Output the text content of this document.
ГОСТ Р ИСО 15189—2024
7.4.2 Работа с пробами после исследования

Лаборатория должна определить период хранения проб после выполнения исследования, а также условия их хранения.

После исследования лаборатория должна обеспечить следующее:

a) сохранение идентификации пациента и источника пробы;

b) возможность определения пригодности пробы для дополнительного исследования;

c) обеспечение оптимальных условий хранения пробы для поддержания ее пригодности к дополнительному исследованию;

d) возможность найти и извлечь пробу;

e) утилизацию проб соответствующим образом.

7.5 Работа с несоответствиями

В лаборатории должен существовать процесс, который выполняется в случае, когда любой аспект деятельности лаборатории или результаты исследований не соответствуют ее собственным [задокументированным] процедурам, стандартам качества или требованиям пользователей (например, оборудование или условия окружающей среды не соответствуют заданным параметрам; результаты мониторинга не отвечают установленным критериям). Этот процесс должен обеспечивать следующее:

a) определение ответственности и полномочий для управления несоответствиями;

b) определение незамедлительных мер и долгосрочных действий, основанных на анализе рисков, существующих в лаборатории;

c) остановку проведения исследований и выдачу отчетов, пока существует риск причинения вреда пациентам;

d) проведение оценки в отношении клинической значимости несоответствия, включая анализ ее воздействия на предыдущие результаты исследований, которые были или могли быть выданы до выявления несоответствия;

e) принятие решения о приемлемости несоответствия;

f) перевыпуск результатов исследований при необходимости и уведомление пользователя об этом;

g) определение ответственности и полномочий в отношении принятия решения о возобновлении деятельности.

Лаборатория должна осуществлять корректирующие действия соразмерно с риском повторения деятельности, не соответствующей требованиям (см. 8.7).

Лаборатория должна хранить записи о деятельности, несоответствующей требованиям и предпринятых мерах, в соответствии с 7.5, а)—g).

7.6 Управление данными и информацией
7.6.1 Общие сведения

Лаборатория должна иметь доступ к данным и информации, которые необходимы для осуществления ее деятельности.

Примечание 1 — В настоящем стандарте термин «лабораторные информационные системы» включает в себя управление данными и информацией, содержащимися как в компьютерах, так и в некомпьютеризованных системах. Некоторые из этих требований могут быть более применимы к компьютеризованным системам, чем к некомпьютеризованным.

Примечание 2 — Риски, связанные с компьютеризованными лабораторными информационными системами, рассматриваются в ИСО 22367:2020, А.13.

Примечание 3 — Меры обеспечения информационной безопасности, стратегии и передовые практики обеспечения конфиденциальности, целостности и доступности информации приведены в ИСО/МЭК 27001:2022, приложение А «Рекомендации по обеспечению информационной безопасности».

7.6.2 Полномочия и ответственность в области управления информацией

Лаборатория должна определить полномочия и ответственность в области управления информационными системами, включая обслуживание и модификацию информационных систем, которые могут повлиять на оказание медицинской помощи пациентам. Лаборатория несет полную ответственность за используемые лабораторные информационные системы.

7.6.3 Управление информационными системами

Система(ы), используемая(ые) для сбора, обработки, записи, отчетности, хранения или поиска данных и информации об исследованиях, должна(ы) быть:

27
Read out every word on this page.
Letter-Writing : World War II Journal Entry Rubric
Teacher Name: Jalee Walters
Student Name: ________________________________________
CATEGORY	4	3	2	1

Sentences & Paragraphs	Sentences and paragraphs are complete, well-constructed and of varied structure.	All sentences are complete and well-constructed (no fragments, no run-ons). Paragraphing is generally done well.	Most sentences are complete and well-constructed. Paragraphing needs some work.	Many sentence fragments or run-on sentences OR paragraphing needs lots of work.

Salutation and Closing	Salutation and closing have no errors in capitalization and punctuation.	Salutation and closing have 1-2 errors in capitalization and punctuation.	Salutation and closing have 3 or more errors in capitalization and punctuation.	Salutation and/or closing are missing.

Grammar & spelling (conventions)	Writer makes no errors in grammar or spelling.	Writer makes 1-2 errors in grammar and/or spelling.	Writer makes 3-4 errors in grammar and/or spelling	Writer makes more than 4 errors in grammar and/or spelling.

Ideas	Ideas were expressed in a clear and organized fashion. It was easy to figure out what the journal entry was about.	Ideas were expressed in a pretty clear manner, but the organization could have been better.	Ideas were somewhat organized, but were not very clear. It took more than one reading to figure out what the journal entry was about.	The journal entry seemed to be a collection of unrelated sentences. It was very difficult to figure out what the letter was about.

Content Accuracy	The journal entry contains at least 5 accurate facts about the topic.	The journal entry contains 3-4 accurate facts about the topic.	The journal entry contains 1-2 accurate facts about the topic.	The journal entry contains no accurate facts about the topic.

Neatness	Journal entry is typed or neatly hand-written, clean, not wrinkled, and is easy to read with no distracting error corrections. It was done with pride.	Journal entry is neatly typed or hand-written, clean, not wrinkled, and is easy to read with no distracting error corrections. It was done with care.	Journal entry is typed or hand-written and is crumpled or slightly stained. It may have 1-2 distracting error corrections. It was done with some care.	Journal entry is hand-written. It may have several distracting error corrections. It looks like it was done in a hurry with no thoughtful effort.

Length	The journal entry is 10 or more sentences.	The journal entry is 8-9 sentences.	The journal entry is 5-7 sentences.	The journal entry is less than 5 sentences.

#### PROBLEM
Using the listing above, reproduce each line without omission.

#### RESPONSE
Output the text content of this document.
ГОСТ Р ИСО 15189—2024
7.4.2 Работа с пробами после исследования

Лаборатория должна определить период хранения проб после выполнения исследования, а также условия их хранения.

После исследования лаборатория должна обеспечить следующее:

a) сохранение идентификации пациента и источника пробы;

b) возможность определения пригодности пробы для дополнительного исследования;

c) обеспечение оптимальных условий хранения пробы для поддержания ее пригодности к дополнительному исследованию;

d) возможность найти и извлечь пробу;

e) утилизацию проб соответствующим образом.

7.5 Работа с несоответствиями

В лаборатории должен существовать процесс, который выполняется в случае, когда любой аспект деятельности лаборатории или результаты исследований не соответствуют ее собственным [задокументированным] процедурам, стандартам качества или требованиям пользователей (например, оборудование или условия окружающей среды не соответствуют заданным параметрам; результаты мониторинга не отвечают установленным критериям). Этот процесс должен обеспечивать следующее:

a) определение ответственности и полномочий для управления несоответствиями;

b) определение незамедлительных мер и долгосрочных действий, основанных на анализе рисков, существующих в лаборатории;

c) остановку проведения исследований и выдачу отчетов, пока существует риск причинения вреда пациентам;

d) проведение оценки в отношении клинической значимости несоответствия, включая анализ ее воздействия на предыдущие результаты исследований, которые были или могли быть выданы до выявления несоответствия;

e) принятие решения о приемлемости несоответствия;

f) перевыпуск результатов исследований при необходимости и уведомление пользователя об этом;

g) определение ответственности и полномочий в отношении принятия решения о возобновлении деятельности.

Лаборатория должна осуществлять корректирующие действия соразмерно с риском повторения деятельности, не соответствующей требованиям (см. 8.7).

Лаборатория должна хранить записи о деятельности, несоответствующей требованиям и предпринятых мерах, в соответствии с 7.5, а)—g).

7.6 Управление данными и информацией
7.6.1 Общие сведения

Лаборатория должна иметь доступ к данным и информации, которые необходимы для осуществления ее деятельности.

Примечание 1 — В настоящем стандарте термин «лабораторные информационные системы» включает в себя управление данными и информацией, содержащимися как в компьютерах, так и в некомпьютеризованных системах. Некоторые из этих требований могут быть более применимы к компьютеризованным системам, чем к некомпьютеризованным.

Примечание 2 — Риски, связанные с компьютеризованными лабораторными информационными системами, рассматриваются в ИСО 22367:2020, А.13.

Примечание 3 — Меры обеспечения информационной безопасности, стратегии и передовые практики обеспечения конфиденциальности, целостности и доступности информации приведены в ИСО/МЭК 27001:2022, приложение А «Рекомендации по обеспечению информационной безопасности».

7.6.2 Полномочия и ответственность в области управления информацией

Лаборатория должна определить полномочия и ответственность в области управления информационными системами, включая обслуживание и модификацию информационных систем, которые могут повлиять на оказание медицинской помощи пациентам. Лаборатория несет полную ответственность за используемые лабораторные информационные системы.

7.6.3 Управление информационными системами

Система(ы), используемая(ые) для сбора, обработки, записи, отчетности, хранения или поиска данных и информации об исследованиях, должна(ы) быть:

27
Read out every word on this page.
Letter-Writing : World War II Journal Entry Rubric
Teacher Name: Jalee Walters
Student Name: ________________________________________
CATEGORY	4	3	2	1

Sentences & Paragraphs	Sentences and paragraphs are complete, well-constructed and of varied structure.	All sentences are complete and well-constructed (no fragments, no run-ons). Paragraphing is generally done well.	Most sentences are complete and well-constructed. Paragraphing needs some work.	Many sentence fragments or run-on sentences OR paragraphing needs lots of work.

Salutation and Closing	Salutation and closing have no errors in capitalization and punctuation.	Salutation and closing have 1-2 errors in capitalization and punctuation.	Salutation and closing have 3 or more errors in capitalization and punctuation.	Salutation and/or closing are missing.

Grammar & spelling (conventions)	Writer makes no errors in grammar or spelling.	Writer makes 1-2 errors in grammar and/or spelling.	Writer makes 3-4 errors in grammar and/or spelling	Writer makes more than 4 errors in grammar and/or spelling.

Ideas	Ideas were expressed in a clear and organized fashion. It was easy to figure out what the journal entry was about.	Ideas were expressed in a pretty clear manner, but the organization could have been better.	Ideas were somewhat organized, but were not very clear. It took more than one reading to figure out what the journal entry was about.	The journal entry seemed to be a collection of unrelated sentences. It was very difficult to figure out what the letter was about.

Content Accuracy	The journal entry contains at least 5 accurate facts about the topic.	The journal entry contains 3-4 accurate facts about the topic.	The journal entry contains 1-2 accurate facts about the topic.	The journal entry contains no accurate facts about the topic.

Neatness	Journal entry is typed or neatly hand-written, clean, not wrinkled, and is easy to read with no distracting error corrections. It was done with pride.	Journal entry is neatly typed or hand-written, clean, not wrinkled, and is easy to read with no distracting error corrections. It was done with care.	Journal entry is typed or hand-written and is crumpled or slightly stained. It may have 1-2 distracting error corrections. It was done with some care.	Journal entry is hand-written. It may have several distracting error corrections. It looks like it was done in a hurry with no thoughtful effort.

Length	The journal entry is 10 or more sentences.	The journal entry is 8-9 sentences.	The journal entry is 5-7 sentences.	The journal entry is less than 5 sentences.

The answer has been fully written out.